(Stored data)
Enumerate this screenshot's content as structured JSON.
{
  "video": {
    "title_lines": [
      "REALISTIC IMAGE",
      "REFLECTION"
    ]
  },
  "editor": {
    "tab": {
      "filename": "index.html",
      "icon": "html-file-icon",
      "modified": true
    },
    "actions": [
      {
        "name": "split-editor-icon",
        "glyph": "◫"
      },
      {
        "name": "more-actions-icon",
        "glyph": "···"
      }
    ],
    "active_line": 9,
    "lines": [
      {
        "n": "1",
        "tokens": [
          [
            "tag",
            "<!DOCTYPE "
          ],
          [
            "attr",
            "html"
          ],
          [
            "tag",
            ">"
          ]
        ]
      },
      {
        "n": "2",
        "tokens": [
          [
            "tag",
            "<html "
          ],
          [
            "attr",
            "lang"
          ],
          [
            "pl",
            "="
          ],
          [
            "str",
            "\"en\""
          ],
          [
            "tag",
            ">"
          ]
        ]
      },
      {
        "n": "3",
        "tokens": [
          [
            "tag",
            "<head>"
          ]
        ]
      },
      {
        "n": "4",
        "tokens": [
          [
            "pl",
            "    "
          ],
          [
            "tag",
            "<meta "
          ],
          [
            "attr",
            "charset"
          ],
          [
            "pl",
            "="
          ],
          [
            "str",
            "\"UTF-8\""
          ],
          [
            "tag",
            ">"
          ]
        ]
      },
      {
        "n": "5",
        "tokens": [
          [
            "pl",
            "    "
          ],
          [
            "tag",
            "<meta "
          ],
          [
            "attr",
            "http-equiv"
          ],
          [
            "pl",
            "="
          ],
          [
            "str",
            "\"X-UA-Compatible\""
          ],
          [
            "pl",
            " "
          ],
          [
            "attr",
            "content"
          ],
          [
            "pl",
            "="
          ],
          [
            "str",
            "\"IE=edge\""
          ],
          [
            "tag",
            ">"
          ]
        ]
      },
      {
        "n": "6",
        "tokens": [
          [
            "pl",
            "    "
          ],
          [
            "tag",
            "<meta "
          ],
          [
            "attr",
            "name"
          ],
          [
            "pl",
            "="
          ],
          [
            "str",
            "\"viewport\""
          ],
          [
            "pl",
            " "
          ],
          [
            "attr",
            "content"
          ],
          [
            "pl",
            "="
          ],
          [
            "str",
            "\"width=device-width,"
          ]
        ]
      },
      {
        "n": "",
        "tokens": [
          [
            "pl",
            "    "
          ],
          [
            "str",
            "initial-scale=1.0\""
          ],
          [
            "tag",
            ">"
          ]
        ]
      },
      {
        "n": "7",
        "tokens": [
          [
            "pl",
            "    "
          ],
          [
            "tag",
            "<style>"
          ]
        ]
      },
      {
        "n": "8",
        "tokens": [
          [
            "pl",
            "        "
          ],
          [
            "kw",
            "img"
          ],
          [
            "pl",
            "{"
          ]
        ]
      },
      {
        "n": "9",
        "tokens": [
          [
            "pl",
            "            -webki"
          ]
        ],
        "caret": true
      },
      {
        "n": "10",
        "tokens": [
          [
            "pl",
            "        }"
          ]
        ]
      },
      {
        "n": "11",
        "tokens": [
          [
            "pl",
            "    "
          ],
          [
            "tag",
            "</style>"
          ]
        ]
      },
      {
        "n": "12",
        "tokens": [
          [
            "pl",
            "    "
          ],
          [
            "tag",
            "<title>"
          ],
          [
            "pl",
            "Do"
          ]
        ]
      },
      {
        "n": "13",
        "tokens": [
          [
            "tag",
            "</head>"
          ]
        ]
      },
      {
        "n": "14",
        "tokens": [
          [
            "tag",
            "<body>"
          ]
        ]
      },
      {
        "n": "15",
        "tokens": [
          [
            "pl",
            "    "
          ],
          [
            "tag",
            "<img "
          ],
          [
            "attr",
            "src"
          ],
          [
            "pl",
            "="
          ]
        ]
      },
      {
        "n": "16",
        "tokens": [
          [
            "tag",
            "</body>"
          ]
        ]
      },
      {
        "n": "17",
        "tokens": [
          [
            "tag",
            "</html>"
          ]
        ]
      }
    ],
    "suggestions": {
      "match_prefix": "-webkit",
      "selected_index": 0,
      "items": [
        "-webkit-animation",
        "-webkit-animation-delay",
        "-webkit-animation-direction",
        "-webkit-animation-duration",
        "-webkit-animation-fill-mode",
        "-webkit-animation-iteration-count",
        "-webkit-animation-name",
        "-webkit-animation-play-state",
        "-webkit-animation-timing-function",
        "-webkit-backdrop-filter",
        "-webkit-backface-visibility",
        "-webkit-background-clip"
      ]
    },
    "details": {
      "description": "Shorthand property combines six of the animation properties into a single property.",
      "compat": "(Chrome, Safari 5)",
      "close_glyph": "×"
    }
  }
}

**TASK REQUIREMENTS:** Copy out each line of the listing that holds "icon".

**RESPONSE TO THIS EXERCISE:**
      "icon": "html-file-icon",
        "name": "split-editor-icon",
        "name": "more-actions-icon",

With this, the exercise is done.